** Short problem **
All lines holding the string "JSON" are to be shown.

** Task inputs **
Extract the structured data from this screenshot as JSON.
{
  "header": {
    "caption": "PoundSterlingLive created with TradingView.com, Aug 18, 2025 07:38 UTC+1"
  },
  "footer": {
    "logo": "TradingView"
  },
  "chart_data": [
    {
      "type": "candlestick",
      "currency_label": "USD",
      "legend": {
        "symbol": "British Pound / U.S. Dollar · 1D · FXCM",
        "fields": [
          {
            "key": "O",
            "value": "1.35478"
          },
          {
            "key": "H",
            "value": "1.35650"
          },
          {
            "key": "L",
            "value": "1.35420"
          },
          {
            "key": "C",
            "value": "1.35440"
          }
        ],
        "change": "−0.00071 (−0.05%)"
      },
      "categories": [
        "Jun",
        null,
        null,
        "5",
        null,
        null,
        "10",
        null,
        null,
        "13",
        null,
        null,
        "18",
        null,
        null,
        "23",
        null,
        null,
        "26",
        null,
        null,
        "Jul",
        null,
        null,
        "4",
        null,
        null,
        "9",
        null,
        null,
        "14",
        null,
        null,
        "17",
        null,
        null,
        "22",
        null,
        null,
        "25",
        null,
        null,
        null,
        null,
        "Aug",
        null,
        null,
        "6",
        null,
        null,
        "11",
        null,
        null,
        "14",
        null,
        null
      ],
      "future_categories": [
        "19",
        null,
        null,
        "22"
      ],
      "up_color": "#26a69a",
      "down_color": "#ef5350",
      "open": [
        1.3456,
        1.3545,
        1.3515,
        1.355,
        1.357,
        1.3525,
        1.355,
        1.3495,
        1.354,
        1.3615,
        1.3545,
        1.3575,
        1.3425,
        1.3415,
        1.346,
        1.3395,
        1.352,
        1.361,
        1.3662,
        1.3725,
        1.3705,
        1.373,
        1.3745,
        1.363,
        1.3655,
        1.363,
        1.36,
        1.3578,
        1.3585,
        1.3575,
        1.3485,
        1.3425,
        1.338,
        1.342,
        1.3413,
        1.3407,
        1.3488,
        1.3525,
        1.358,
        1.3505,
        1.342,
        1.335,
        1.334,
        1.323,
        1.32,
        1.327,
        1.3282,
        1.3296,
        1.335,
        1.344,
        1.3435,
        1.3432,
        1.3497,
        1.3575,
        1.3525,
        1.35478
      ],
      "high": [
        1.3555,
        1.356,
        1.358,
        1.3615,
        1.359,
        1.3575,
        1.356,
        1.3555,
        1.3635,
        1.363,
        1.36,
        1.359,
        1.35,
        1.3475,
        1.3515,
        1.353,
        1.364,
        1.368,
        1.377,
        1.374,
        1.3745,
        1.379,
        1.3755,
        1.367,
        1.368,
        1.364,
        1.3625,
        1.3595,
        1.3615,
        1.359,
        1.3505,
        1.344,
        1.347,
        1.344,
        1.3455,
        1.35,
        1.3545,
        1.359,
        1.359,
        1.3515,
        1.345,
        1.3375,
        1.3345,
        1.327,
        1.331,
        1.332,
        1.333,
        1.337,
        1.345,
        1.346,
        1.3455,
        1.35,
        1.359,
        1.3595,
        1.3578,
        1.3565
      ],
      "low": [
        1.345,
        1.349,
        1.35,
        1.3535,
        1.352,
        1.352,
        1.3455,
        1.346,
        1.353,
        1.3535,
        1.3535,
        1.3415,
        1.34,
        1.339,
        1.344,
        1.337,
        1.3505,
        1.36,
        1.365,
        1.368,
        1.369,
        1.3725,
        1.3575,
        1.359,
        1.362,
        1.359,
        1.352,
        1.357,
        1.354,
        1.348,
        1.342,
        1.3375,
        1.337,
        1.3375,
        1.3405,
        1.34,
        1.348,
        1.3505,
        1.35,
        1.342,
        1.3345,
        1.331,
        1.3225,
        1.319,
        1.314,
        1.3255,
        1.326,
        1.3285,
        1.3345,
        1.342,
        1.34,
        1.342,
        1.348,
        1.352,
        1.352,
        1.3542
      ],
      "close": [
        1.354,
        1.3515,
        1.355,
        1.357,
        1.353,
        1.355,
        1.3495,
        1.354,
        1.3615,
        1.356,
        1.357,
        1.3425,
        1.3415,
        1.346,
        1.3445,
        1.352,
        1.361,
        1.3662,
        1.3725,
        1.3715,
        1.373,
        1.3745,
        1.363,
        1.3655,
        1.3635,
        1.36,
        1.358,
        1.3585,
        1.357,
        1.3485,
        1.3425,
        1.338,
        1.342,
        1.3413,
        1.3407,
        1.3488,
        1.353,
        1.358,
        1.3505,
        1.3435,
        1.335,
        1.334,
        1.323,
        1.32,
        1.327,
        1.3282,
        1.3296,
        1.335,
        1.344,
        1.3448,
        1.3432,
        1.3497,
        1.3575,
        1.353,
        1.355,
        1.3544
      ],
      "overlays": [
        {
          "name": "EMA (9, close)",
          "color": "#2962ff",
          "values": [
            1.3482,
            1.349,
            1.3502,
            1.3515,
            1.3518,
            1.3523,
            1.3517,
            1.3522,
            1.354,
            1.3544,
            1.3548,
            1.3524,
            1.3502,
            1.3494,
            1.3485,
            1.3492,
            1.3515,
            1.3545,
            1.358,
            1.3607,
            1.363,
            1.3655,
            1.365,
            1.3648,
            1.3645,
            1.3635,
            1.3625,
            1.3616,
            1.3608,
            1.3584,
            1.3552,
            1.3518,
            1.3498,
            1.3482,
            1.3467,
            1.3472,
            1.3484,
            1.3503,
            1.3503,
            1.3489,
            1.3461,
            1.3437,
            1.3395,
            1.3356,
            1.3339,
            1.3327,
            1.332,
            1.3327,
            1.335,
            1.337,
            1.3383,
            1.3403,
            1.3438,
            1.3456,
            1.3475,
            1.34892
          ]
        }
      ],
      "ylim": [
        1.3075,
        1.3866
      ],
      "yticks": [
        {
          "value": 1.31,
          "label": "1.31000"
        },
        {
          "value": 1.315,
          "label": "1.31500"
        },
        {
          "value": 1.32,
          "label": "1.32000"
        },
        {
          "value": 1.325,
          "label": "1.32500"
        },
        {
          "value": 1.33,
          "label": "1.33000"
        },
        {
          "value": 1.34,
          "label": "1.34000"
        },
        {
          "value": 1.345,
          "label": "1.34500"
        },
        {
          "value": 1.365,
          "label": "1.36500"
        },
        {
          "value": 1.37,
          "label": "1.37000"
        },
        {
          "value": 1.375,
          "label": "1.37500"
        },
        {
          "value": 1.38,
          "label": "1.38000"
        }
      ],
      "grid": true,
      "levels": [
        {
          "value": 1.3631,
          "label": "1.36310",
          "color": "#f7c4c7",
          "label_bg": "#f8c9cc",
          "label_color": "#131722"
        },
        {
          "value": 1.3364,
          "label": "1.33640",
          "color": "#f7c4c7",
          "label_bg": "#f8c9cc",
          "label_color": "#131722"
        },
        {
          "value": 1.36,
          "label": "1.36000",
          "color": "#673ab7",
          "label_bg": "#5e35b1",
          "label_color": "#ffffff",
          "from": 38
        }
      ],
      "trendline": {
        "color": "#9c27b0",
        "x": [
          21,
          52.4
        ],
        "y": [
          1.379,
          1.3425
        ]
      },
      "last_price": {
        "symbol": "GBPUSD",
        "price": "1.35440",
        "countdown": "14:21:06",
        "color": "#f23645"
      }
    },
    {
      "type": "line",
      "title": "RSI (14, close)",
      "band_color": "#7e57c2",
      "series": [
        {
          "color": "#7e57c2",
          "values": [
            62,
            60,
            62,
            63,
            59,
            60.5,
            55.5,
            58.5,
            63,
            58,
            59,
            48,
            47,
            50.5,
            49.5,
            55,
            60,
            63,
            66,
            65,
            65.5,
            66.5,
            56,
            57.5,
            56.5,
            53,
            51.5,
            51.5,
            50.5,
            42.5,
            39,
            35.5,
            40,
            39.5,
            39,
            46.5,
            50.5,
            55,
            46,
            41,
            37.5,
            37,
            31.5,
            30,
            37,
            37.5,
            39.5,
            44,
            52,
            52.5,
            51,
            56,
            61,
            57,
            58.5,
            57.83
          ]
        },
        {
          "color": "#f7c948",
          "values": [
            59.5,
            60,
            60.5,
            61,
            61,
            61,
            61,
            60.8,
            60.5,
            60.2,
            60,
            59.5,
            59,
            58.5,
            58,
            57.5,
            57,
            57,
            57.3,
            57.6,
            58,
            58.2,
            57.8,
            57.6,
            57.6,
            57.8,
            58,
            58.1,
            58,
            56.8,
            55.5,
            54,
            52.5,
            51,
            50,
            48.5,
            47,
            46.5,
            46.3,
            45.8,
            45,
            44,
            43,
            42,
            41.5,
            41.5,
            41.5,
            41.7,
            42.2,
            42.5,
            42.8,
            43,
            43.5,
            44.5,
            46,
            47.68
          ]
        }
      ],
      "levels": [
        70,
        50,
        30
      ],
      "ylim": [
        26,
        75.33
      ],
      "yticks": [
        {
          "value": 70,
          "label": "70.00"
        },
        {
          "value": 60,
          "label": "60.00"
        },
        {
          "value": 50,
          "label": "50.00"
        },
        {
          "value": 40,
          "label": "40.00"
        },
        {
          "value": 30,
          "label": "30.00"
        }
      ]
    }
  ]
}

...

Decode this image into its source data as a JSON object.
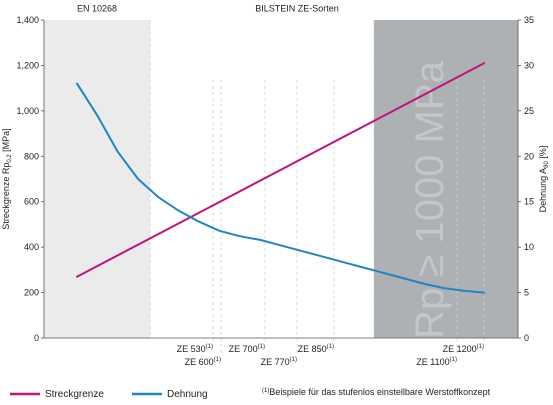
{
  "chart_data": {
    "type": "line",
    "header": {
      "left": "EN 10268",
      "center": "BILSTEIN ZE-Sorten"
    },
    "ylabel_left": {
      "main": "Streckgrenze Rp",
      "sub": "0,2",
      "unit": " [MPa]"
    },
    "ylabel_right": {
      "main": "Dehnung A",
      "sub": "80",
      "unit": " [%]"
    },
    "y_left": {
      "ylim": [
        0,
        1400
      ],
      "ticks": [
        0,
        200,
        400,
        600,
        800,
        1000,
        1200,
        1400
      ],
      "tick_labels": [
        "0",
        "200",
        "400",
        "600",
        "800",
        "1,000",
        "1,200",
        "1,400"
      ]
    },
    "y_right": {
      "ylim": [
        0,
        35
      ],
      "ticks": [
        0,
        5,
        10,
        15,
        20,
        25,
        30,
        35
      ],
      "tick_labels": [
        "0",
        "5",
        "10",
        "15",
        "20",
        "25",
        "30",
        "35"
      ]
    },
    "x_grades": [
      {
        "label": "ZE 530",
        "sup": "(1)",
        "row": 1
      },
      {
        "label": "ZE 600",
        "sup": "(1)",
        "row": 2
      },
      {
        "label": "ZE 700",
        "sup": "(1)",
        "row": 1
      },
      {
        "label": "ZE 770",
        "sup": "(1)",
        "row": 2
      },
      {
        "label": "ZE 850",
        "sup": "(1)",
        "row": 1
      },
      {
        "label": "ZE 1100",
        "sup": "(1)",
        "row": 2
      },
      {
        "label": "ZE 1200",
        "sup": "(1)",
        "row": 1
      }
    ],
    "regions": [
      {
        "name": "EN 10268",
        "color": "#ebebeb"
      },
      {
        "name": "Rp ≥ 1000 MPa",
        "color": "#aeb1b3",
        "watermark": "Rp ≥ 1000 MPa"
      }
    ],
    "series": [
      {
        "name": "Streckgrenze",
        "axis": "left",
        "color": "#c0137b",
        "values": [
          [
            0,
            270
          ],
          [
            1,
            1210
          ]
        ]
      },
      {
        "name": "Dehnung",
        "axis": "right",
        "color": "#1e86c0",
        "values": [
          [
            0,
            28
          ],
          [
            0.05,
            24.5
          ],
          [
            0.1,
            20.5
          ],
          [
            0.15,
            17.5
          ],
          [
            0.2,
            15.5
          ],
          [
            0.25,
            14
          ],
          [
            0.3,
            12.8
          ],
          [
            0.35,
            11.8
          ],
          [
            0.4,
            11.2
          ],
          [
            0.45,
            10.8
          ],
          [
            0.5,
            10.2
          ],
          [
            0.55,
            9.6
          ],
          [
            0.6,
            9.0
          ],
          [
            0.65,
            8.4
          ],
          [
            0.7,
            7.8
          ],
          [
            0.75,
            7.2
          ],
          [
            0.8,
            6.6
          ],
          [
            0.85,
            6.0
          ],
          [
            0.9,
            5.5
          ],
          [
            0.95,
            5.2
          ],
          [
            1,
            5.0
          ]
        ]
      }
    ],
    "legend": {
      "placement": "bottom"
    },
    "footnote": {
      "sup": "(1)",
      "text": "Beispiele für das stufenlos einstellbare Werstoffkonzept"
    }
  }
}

...

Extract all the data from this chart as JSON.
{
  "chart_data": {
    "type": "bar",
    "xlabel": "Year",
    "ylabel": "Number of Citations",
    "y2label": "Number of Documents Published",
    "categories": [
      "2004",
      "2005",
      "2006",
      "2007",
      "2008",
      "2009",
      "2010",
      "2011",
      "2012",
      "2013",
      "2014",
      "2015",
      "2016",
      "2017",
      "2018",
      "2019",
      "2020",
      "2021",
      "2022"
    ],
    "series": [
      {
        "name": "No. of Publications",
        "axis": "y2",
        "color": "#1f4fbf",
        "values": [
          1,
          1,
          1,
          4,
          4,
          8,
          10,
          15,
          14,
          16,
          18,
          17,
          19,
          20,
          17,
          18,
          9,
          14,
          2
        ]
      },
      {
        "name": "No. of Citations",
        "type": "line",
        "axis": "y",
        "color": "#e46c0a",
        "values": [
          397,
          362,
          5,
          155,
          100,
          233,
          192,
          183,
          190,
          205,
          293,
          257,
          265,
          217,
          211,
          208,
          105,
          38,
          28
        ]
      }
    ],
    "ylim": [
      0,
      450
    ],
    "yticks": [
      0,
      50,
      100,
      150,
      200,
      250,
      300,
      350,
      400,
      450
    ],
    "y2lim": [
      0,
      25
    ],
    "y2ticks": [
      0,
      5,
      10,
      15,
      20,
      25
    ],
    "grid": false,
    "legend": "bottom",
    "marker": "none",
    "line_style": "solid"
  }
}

** Correct answer **
Extract the structured data from this screenshot as JSON.
Decode this image into its source data as a JSON object.
Extract all the data from this chart as JSON.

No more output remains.